»»

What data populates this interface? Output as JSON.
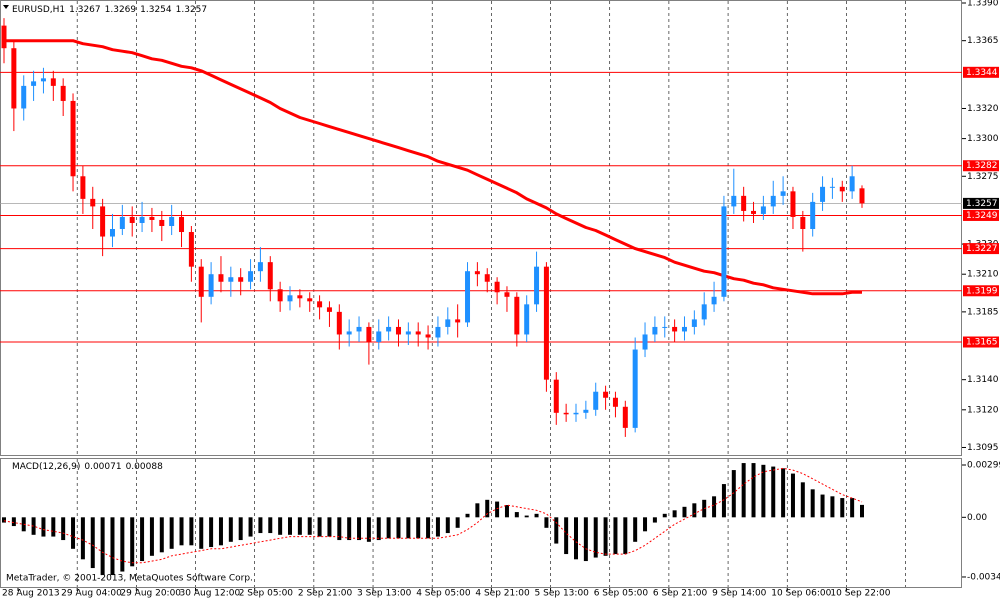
{
  "chart_data": [
    {
      "type": "candlestick",
      "title": "EURUSD,H1",
      "header_values": [
        1.3267,
        1.3269,
        1.3254,
        1.3257
      ],
      "categories": [
        "28 Aug 2013",
        null,
        null,
        null,
        null,
        null,
        "29 Aug 04:00",
        null,
        null,
        null,
        null,
        null,
        "29 Aug 20:00",
        null,
        null,
        null,
        null,
        null,
        "30 Aug 12:00",
        null,
        null,
        null,
        null,
        null,
        "2 Sep 05:00",
        null,
        null,
        null,
        null,
        null,
        "2 Sep 21:00",
        null,
        null,
        null,
        null,
        null,
        "3 Sep 13:00",
        null,
        null,
        null,
        null,
        null,
        "4 Sep 05:00",
        null,
        null,
        null,
        null,
        null,
        "4 Sep 21:00",
        null,
        null,
        null,
        null,
        null,
        "5 Sep 13:00",
        null,
        null,
        null,
        null,
        null,
        "6 Sep 05:00",
        null,
        null,
        null,
        null,
        null,
        "6 Sep 21:00",
        null,
        null,
        null,
        null,
        null,
        "9 Sep 14:00",
        null,
        null,
        null,
        null,
        null,
        "10 Sep 06:00",
        null,
        null,
        null,
        null,
        null,
        "10 Sep 22:00",
        null,
        null,
        null
      ],
      "open": [
        1.3375,
        1.336,
        1.332,
        1.3335,
        1.3338,
        1.334,
        1.3335,
        1.3325,
        1.3275,
        1.326,
        1.3255,
        1.3235,
        1.324,
        1.3248,
        1.3244,
        1.3248,
        1.3246,
        1.3242,
        1.3248,
        1.3238,
        1.3215,
        1.3195,
        1.321,
        1.3205,
        1.3208,
        1.3205,
        1.3212,
        1.3218,
        1.32,
        1.3192,
        1.3196,
        1.3194,
        1.3192,
        1.3188,
        1.3185,
        1.317,
        1.3172,
        1.3175,
        1.3165,
        1.3172,
        1.3175,
        1.317,
        1.3172,
        1.317,
        1.3168,
        1.3175,
        1.318,
        1.3178,
        1.3212,
        1.321,
        1.3205,
        1.3198,
        1.3195,
        1.317,
        1.319,
        1.3215,
        1.314,
        1.3118,
        1.3117,
        1.3118,
        1.312,
        1.3132,
        1.3128,
        1.3122,
        1.3108,
        1.316,
        1.317,
        1.3175,
        1.3175,
        1.3172,
        1.3175,
        1.318,
        1.319,
        1.3195,
        1.3255,
        1.3262,
        1.3252,
        1.325,
        1.3255,
        1.3262,
        1.3265,
        1.3248,
        1.324,
        1.3258,
        1.3268,
        1.3268,
        1.3265,
        1.3267
      ],
      "high": [
        1.338,
        1.3365,
        1.3342,
        1.3345,
        1.3347,
        1.3345,
        1.334,
        1.333,
        1.3282,
        1.3268,
        1.326,
        1.325,
        1.3256,
        1.3255,
        1.3258,
        1.3254,
        1.3252,
        1.3256,
        1.3252,
        1.3242,
        1.322,
        1.3218,
        1.3222,
        1.3215,
        1.3214,
        1.322,
        1.3228,
        1.3222,
        1.3205,
        1.3202,
        1.32,
        1.3198,
        1.3196,
        1.3192,
        1.319,
        1.318,
        1.3182,
        1.3178,
        1.318,
        1.3182,
        1.318,
        1.3178,
        1.3178,
        1.3176,
        1.3182,
        1.3188,
        1.319,
        1.3218,
        1.3218,
        1.3214,
        1.3208,
        1.3202,
        1.3198,
        1.3196,
        1.3225,
        1.3218,
        1.3145,
        1.3124,
        1.3124,
        1.3126,
        1.3138,
        1.3136,
        1.3132,
        1.3126,
        1.3168,
        1.3178,
        1.3182,
        1.3182,
        1.318,
        1.3182,
        1.3186,
        1.3198,
        1.3205,
        1.3262,
        1.328,
        1.3268,
        1.3258,
        1.3262,
        1.3272,
        1.3275,
        1.3268,
        1.3252,
        1.3264,
        1.3275,
        1.3274,
        1.3272,
        1.3282,
        1.3269
      ],
      "low": [
        1.335,
        1.3305,
        1.3312,
        1.3325,
        1.333,
        1.3325,
        1.3315,
        1.3265,
        1.325,
        1.324,
        1.3222,
        1.3228,
        1.3236,
        1.3235,
        1.3238,
        1.3238,
        1.3232,
        1.3236,
        1.3228,
        1.3205,
        1.3178,
        1.319,
        1.3198,
        1.3195,
        1.3196,
        1.32,
        1.3205,
        1.3192,
        1.3185,
        1.3186,
        1.3188,
        1.3185,
        1.318,
        1.3175,
        1.316,
        1.3162,
        1.3165,
        1.315,
        1.316,
        1.3166,
        1.3162,
        1.3163,
        1.3162,
        1.316,
        1.3162,
        1.317,
        1.3168,
        1.3175,
        1.3202,
        1.3198,
        1.319,
        1.3185,
        1.3162,
        1.3165,
        1.3185,
        1.3132,
        1.311,
        1.3112,
        1.3112,
        1.3114,
        1.3116,
        1.312,
        1.3115,
        1.3102,
        1.3105,
        1.3155,
        1.3165,
        1.3168,
        1.3165,
        1.3166,
        1.317,
        1.3176,
        1.3185,
        1.3192,
        1.325,
        1.3245,
        1.3244,
        1.3246,
        1.325,
        1.3256,
        1.324,
        1.3225,
        1.3235,
        1.3252,
        1.326,
        1.3258,
        1.326,
        1.3254
      ],
      "close": [
        1.336,
        1.332,
        1.3335,
        1.3338,
        1.334,
        1.3335,
        1.3325,
        1.3275,
        1.326,
        1.3255,
        1.3235,
        1.324,
        1.3248,
        1.3244,
        1.3248,
        1.3246,
        1.3242,
        1.3248,
        1.3238,
        1.3215,
        1.3195,
        1.321,
        1.3205,
        1.3208,
        1.3205,
        1.3212,
        1.3218,
        1.32,
        1.3192,
        1.3196,
        1.3194,
        1.3192,
        1.3188,
        1.3185,
        1.317,
        1.3172,
        1.3175,
        1.3165,
        1.3172,
        1.3175,
        1.317,
        1.3172,
        1.317,
        1.3168,
        1.3175,
        1.318,
        1.3178,
        1.3212,
        1.321,
        1.3205,
        1.3198,
        1.3195,
        1.317,
        1.319,
        1.3215,
        1.314,
        1.3118,
        1.3117,
        1.3118,
        1.312,
        1.3132,
        1.3128,
        1.3122,
        1.3108,
        1.316,
        1.317,
        1.3175,
        1.3175,
        1.3172,
        1.3175,
        1.318,
        1.319,
        1.3195,
        1.3255,
        1.3262,
        1.3252,
        1.325,
        1.3255,
        1.3262,
        1.3265,
        1.3248,
        1.324,
        1.3258,
        1.3268,
        1.3268,
        1.3265,
        1.3275,
        1.3257
      ],
      "up_color": "#1e90ff",
      "down_color": "#ff0000",
      "ma": {
        "color": "#ff0000",
        "values": [
          1.3365,
          1.3365,
          1.3365,
          1.3365,
          1.3365,
          1.3365,
          1.3365,
          1.3365,
          1.3363,
          1.3362,
          1.3361,
          1.3359,
          1.3358,
          1.3357,
          1.3355,
          1.3353,
          1.3352,
          1.335,
          1.3348,
          1.3347,
          1.3345,
          1.3342,
          1.3339,
          1.3336,
          1.3333,
          1.333,
          1.3327,
          1.3324,
          1.332,
          1.3317,
          1.3314,
          1.3312,
          1.331,
          1.3308,
          1.3306,
          1.3304,
          1.3302,
          1.33,
          1.3298,
          1.3296,
          1.3294,
          1.3292,
          1.329,
          1.3288,
          1.3285,
          1.3283,
          1.3281,
          1.3279,
          1.3276,
          1.3273,
          1.327,
          1.3267,
          1.3264,
          1.326,
          1.3257,
          1.3254,
          1.325,
          1.3247,
          1.3244,
          1.3241,
          1.3239,
          1.3236,
          1.3233,
          1.323,
          1.3227,
          1.3225,
          1.3223,
          1.3221,
          1.3218,
          1.3216,
          1.3214,
          1.3212,
          1.3211,
          1.3209,
          1.3207,
          1.3206,
          1.3204,
          1.3203,
          1.3201,
          1.32,
          1.3199,
          1.3198,
          1.3197,
          1.3197,
          1.3197,
          1.3197,
          1.3198,
          1.3198
        ]
      },
      "levels": [
        1.3344,
        1.3282,
        1.3249,
        1.3227,
        1.3199,
        1.3165
      ],
      "level_color": "#ff0000",
      "current_price": 1.3257,
      "ylim": [
        1.309,
        1.3392
      ],
      "yticks": [
        {
          "value": 1.339,
          "label": "1.3390"
        },
        1.3365,
        {
          "value": 1.332,
          "label": "1.3320"
        },
        {
          "value": 1.33,
          "label": "1.3300"
        },
        1.3275,
        {
          "value": 1.323,
          "label": "1.3230"
        },
        {
          "value": 1.321,
          "label": "1.3210"
        },
        1.3185,
        {
          "value": 1.314,
          "label": "1.3140"
        },
        {
          "value": 1.312,
          "label": "1.3120"
        },
        1.3095
      ],
      "grid": true
    },
    {
      "type": "macd",
      "title": "MACD(12,26,9)",
      "header_values": [
        0.00071,
        0.00088
      ],
      "histogram": {
        "color": "#000000",
        "values": [
          -0.0003,
          -0.0005,
          -0.0008,
          -0.001,
          -0.0011,
          -0.0011,
          -0.0013,
          -0.0018,
          -0.0024,
          -0.0029,
          -0.0033,
          -0.0033,
          -0.0031,
          -0.0028,
          -0.0025,
          -0.0022,
          -0.002,
          -0.0018,
          -0.0016,
          -0.0016,
          -0.0018,
          -0.0017,
          -0.0016,
          -0.0014,
          -0.0013,
          -0.0011,
          -0.0009,
          -0.0009,
          -0.001,
          -0.001,
          -0.001,
          -0.001,
          -0.0011,
          -0.0011,
          -0.0013,
          -0.0013,
          -0.0013,
          -0.0014,
          -0.0013,
          -0.0012,
          -0.0012,
          -0.0012,
          -0.0012,
          -0.0012,
          -0.0011,
          -0.0009,
          -0.0006,
          0.0002,
          0.0008,
          0.001,
          0.0009,
          0.0007,
          0.0003,
          0.0001,
          0.0002,
          -0.0006,
          -0.0015,
          -0.0021,
          -0.0024,
          -0.0025,
          -0.0023,
          -0.0022,
          -0.0021,
          -0.0021,
          -0.0014,
          -0.0008,
          -0.0003,
          0.0002,
          0.0004,
          0.0006,
          0.0008,
          0.001,
          0.0012,
          0.0019,
          0.0027,
          0.0031,
          0.0031,
          0.003,
          0.0029,
          0.0028,
          0.0025,
          0.002,
          0.0016,
          0.0013,
          0.0012,
          0.0011,
          0.0011,
          0.00071
        ]
      },
      "signal": {
        "color": "#ff0000",
        "values": [
          -0.0002,
          -0.0003,
          -0.0004,
          -0.0005,
          -0.0007,
          -0.0008,
          -0.0009,
          -0.0011,
          -0.0013,
          -0.0016,
          -0.002,
          -0.0023,
          -0.0025,
          -0.0026,
          -0.0026,
          -0.0025,
          -0.0024,
          -0.0022,
          -0.0021,
          -0.002,
          -0.0019,
          -0.0018,
          -0.0018,
          -0.0017,
          -0.0016,
          -0.0015,
          -0.0014,
          -0.0013,
          -0.0012,
          -0.0011,
          -0.0011,
          -0.0011,
          -0.0011,
          -0.0011,
          -0.0011,
          -0.0012,
          -0.0012,
          -0.0012,
          -0.0012,
          -0.0012,
          -0.0012,
          -0.0012,
          -0.0012,
          -0.0012,
          -0.0012,
          -0.0011,
          -0.001,
          -0.0007,
          -0.0003,
          0.0002,
          0.0005,
          0.0007,
          0.0006,
          0.0005,
          0.0004,
          0.0002,
          -0.0003,
          -0.0009,
          -0.0014,
          -0.0018,
          -0.002,
          -0.0021,
          -0.0021,
          -0.0021,
          -0.0019,
          -0.0016,
          -0.0012,
          -0.0008,
          -0.0004,
          -0.0001,
          0.0002,
          0.0005,
          0.0007,
          0.001,
          0.0014,
          0.0019,
          0.0023,
          0.0026,
          0.0027,
          0.0028,
          0.0027,
          0.0025,
          0.0022,
          0.0019,
          0.0016,
          0.0013,
          0.0011,
          0.00088
        ]
      },
      "ylim": [
        -0.00404,
        0.00339
      ],
      "yticks": [
        0.00299,
        {
          "value": 0,
          "label": "0.00"
        },
        -0.00341
      ],
      "copyright": "MetaTrader, © 2001-2013, MetaQuotes Software Corp."
    }
  ]
}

««

WHAT YOU NEED TO DO -> In the records above, collect each line with "label".

CORRECT ANSWER ->
          "label": "1.3390"
          "label": "1.3320"
          "label": "1.3300"
          "label": "1.3230"
          "label": "1.3210"
          "label": "1.3140"
          "label": "1.3120"
          "label": "0.00"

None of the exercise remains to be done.